IN MEMORIAM HURIYAH ADAM
6 Oktober 1936 – 10 November 1971
Oleh: A.A. Navis
(Dimuat Harian Sinar Harapan, Jakarta tgl. 17 Nov, 1971. Dimuat Dalam Buku “Yang Berjalan Sepanjang Jalan”, Grasindo, 1999)
HURIYAH Adam muncul di tengah-tangah kita dengan karya-karyanya bukanlah melalui pengalaman yang indah. Kemunculannya sebagai seniwati besar dan sampai dikenang serta diabadikannya namanya pada Sanggar Tari Taman Ismail Marzuki, adalah karena kesengsaraan-kesengsaraan yang dialaminya, yang tempo-tempo melumpuhkan mentalnya.
Lebih 20 tahun yang silam dia telah memulai karirnya. Tapi ketika itu boleh dikatakan dia masih gadis kecil. Dia menari melenggok-lenggok di atas panggung, dia pun menggesek biola atau memetik gitar sambil bernyanyi. Dawai biola dan gitarnya dari kawat telepon yang dicuri. Dan orang pun terpesona sambil dengan gairahnya bertepuk tangan.

______________________________

## Tugas 1
Menurut kutipan terpilih, dari apa dawai biola dan gitar Huriyah Adam dibuat?
## Tugas 2
Salin bagian kutipan terpilih mulai dari "IN MEMORIAM HURIYAH" sampai dengan "gairahnya bertepuk tangan.", termasuk kedua ujungnya.
Materi yang menyertai teks ini tidak diperlukan.

## Blok Data
______________________________

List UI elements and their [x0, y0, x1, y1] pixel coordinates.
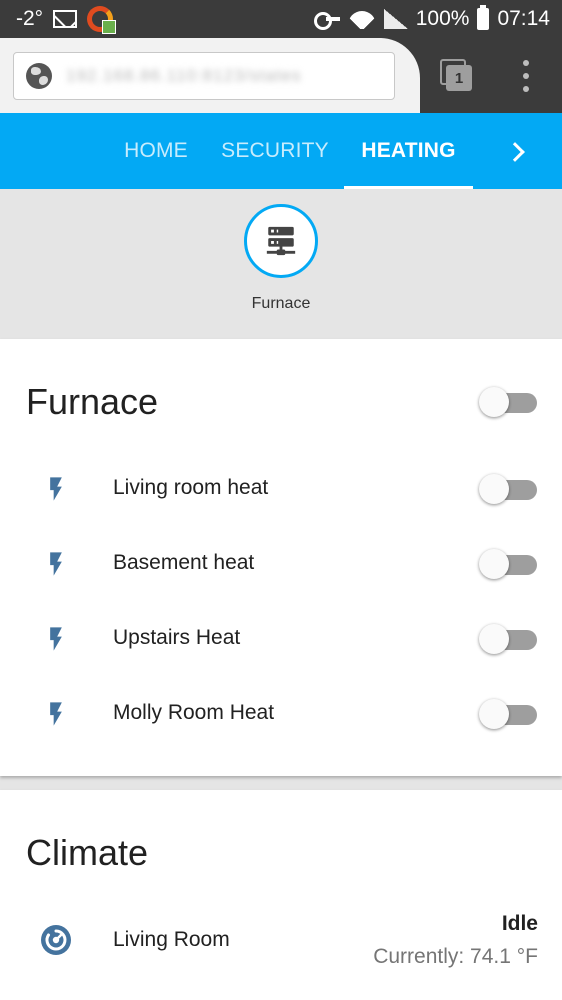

______________________________

## Jawaban 1
Dari kawat telepon yang dicuri.

## Jawaban 2
IN MEMORIAM HURIYAH ADAM
6 Oktober 1936 – 10 November 1971
Oleh: A.A. Navis
(Dimuat Harian Sinar Harapan, Jakarta tgl. 17 Nov, 1971. Dimuat Dalam Buku “Yang Berjalan Sepanjang Jalan”, Grasindo, 1999)
HURIYAH Adam muncul di tengah-tangah kita dengan karya-karyanya bukanlah melalui pengalaman yang indah. Kemunculannya sebagai seniwati besar dan sampai dikenang serta diabadikannya namanya pada Sanggar Tari Taman Ismail Marzuki, adalah karena kesengsaraan-kesengsaraan yang dialaminya, yang tempo-tempo melumpuhkan mentalnya.
Lebih 20 tahun yang silam dia telah memulai karirnya. Tapi ketika itu boleh dikatakan dia masih gadis kecil. Dia menari melenggok-lenggok di atas panggung, dia pun menggesek biola atau memetik gitar sambil bernyanyi. Dawai biola dan gitarnya dari kawat telepon yang dicuri. Dan orang pun terpesona sambil dengan gairahnya bertepuk tangan.